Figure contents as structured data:
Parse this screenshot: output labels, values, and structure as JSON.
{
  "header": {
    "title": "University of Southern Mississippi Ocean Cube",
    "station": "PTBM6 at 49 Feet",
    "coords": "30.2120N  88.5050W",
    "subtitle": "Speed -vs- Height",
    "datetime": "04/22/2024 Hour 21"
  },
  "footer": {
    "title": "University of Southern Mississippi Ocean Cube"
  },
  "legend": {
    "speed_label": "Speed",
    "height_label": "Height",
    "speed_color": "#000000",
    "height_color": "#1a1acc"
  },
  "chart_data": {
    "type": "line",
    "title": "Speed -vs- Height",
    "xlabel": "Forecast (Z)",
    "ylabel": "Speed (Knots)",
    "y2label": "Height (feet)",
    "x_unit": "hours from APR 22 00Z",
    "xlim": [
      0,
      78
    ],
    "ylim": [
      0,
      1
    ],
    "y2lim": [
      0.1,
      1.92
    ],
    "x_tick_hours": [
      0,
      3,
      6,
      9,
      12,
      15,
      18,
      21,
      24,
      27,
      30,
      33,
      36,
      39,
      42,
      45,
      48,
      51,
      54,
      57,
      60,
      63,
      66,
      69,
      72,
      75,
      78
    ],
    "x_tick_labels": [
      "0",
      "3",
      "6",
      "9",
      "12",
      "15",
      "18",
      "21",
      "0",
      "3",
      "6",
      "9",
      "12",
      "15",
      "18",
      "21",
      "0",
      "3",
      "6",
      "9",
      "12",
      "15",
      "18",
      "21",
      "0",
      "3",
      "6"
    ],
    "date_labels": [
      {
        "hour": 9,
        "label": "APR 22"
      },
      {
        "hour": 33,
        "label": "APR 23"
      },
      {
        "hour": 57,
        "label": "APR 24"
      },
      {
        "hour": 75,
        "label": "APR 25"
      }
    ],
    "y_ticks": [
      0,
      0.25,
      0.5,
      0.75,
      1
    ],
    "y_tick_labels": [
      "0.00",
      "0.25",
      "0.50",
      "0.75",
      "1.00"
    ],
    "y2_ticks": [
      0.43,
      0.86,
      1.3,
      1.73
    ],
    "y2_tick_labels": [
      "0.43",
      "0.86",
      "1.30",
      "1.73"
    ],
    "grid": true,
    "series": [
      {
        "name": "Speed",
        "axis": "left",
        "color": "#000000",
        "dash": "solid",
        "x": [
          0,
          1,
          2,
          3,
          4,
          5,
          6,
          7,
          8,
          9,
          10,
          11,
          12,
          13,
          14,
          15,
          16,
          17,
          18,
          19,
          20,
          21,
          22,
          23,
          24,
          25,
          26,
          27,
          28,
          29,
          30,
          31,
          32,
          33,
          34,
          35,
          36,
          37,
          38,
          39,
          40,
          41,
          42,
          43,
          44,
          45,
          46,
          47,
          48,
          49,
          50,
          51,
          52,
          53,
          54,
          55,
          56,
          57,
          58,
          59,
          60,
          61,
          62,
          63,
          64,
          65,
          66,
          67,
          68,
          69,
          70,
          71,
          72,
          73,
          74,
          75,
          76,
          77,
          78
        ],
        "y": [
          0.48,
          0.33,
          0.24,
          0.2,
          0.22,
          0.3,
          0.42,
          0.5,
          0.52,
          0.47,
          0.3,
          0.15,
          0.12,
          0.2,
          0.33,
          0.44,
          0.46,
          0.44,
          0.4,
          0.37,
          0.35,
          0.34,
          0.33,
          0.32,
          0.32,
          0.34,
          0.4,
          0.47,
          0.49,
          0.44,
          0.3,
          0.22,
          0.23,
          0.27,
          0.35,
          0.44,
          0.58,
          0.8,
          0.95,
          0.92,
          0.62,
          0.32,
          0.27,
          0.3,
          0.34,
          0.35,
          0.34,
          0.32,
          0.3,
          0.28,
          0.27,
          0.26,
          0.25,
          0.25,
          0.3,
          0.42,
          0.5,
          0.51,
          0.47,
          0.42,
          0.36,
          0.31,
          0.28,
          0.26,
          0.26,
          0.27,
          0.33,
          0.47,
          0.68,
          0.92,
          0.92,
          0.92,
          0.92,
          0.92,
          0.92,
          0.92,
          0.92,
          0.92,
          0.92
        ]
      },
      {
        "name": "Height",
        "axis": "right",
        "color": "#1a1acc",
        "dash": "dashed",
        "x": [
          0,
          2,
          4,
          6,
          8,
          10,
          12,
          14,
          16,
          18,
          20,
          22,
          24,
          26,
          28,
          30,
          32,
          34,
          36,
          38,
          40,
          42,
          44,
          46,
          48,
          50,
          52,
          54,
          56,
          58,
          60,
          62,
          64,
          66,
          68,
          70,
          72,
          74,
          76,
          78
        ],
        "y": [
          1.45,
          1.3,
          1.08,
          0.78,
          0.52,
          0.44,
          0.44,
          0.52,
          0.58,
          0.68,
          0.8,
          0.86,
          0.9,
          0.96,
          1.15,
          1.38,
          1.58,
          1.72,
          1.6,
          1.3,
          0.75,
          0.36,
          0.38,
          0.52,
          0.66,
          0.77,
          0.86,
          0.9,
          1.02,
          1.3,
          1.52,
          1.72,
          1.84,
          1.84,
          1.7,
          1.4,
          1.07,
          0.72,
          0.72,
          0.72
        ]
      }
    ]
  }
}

**INSTRUCTIONS TO FOLLOW**
Return all of the entries word for word.

**OUTPUT OF THE EXERCISE**
Parse this screenshot: output labels, values, and structure as JSON.
{
  "header": {
    "title": "University of Southern Mississippi Ocean Cube",
    "station": "PTBM6 at 49 Feet",
    "coords": "30.2120N  88.5050W",
    "subtitle": "Speed -vs- Height",
    "datetime": "04/22/2024 Hour 21"
  },
  "footer": {
    "title": "University of Southern Mississippi Ocean Cube"
  },
  "legend": {
    "speed_label": "Speed",
    "height_label": "Height",
    "speed_color": "#000000",
    "height_color": "#1a1acc"
  },
  "chart_data": {
    "type": "line",
    "title": "Speed -vs- Height",
    "xlabel": "Forecast (Z)",
    "ylabel": "Speed (Knots)",
    "y2label": "Height (feet)",
    "x_unit": "hours from APR 22 00Z",
    "xlim": [
      0,
      78
    ],
    "ylim": [
      0,
      1
    ],
    "y2lim": [
      0.1,
      1.92
    ],
    "x_tick_hours": [
      0,
      3,
      6,
      9,
      12,
      15,
      18,
      21,
      24,
      27,
      30,
      33,
      36,
      39,
      42,
      45,
      48,
      51,
      54,
      57,
      60,
      63,
      66,
      69,
      72,
      75,
      78
    ],
    "x_tick_labels": [
      "0",
      "3",
      "6",
      "9",
      "12",
      "15",
      "18",
      "21",
      "0",
      "3",
      "6",
      "9",
      "12",
      "15",
      "18",
      "21",
      "0",
      "3",
      "6",
      "9",
      "12",
      "15",
      "18",
      "21",
      "0",
      "3",
      "6"
    ],
    "date_labels": [
      {
        "hour": 9,
        "label": "APR 22"
      },
      {
        "hour": 33,
        "label": "APR 23"
      },
      {
        "hour": 57,
        "label": "APR 24"
      },
      {
        "hour": 75,
        "label": "APR 25"
      }
    ],
    "y_ticks": [
      0,
      0.25,
      0.5,
      0.75,
      1
    ],
    "y_tick_labels": [
      "0.00",
      "0.25",
      "0.50",
      "0.75",
      "1.00"
    ],
    "y2_ticks": [
      0.43,
      0.86,
      1.3,
      1.73
    ],
    "y2_tick_labels": [
      "0.43",
      "0.86",
      "1.30",
      "1.73"
    ],
    "grid": true,
    "series": [
      {
        "name": "Speed",
        "axis": "left",
        "color": "#000000",
        "dash": "solid",
        "x": [
          0,
          1,
          2,
          3,
          4,
          5,
          6,
          7,
          8,
          9,
          10,
          11,
          12,
          13,
          14,
          15,
          16,
          17,
          18,
          19,
          20,
          21,
          22,
          23,
          24,
          25,
          26,
          27,
          28,
          29,
          30,
          31,
          32,
          33,
          34,
          35,
          36,
          37,
          38,
          39,
          40,
          41,
          42,
          43,
          44,
          45,
          46,
          47,
          48,
          49,
          50,
          51,
          52,
          53,
          54,
          55,
          56,
          57,
          58,
          59,
          60,
          61,
          62,
          63,
          64,
          65,
          66,
          67,
          68,
          69,
          70,
          71,
          72,
          73,
          74,
          75,
          76,
          77,
          78
        ],
        "y": [
          0.48,
          0.33,
          0.24,
          0.2,
          0.22,
          0.3,
          0.42,
          0.5,
          0.52,
          0.47,
          0.3,
          0.15,
          0.12,
          0.2,
          0.33,
          0.44,
          0.46,
          0.44,
          0.4,
          0.37,
          0.35,
          0.34,
          0.33,
          0.32,
          0.32,
          0.34,
          0.4,
          0.47,
          0.49,
          0.44,
          0.3,
          0.22,
          0.23,
          0.27,
          0.35,
          0.44,
          0.58,
          0.8,
          0.95,
          0.92,
          0.62,
          0.32,
          0.27,
          0.3,
          0.34,
          0.35,
          0.34,
          0.32,
          0.3,
          0.28,
          0.27,
          0.26,
          0.25,
          0.25,
          0.3,
          0.42,
          0.5,
          0.51,
          0.47,
          0.42,
          0.36,
          0.31,
          0.28,
          0.26,
          0.26,
          0.27,
          0.33,
          0.47,
          0.68,
          0.92,
          0.92,
          0.92,
          0.92,
          0.92,
          0.92,
          0.92,
          0.92,
          0.92,
          0.92
        ]
      },
      {
        "name": "Height",
        "axis": "right",
        "color": "#1a1acc",
        "dash": "dashed",
        "x": [
          0,
          2,
          4,
          6,
          8,
          10,
          12,
          14,
          16,
          18,
          20,
          22,
          24,
          26,
          28,
          30,
          32,
          34,
          36,
          38,
          40,
          42,
          44,
          46,
          48,
          50,
          52,
          54,
          56,
          58,
          60,
          62,
          64,
          66,
          68,
          70,
          72,
          74,
          76,
          78
        ],
        "y": [
          1.45,
          1.3,
          1.08,
          0.78,
          0.52,
          0.44,
          0.44,
          0.52,
          0.58,
          0.68,
          0.8,
          0.86,
          0.9,
          0.96,
          1.15,
          1.38,
          1.58,
          1.72,
          1.6,
          1.3,
          0.75,
          0.36,
          0.38,
          0.52,
          0.66,
          0.77,
          0.86,
          0.9,
          1.02,
          1.3,
          1.52,
          1.72,
          1.84,
          1.84,
          1.7,
          1.4,
          1.07,
          0.72,
          0.72,
          0.72
        ]
      }
    ]
  }
}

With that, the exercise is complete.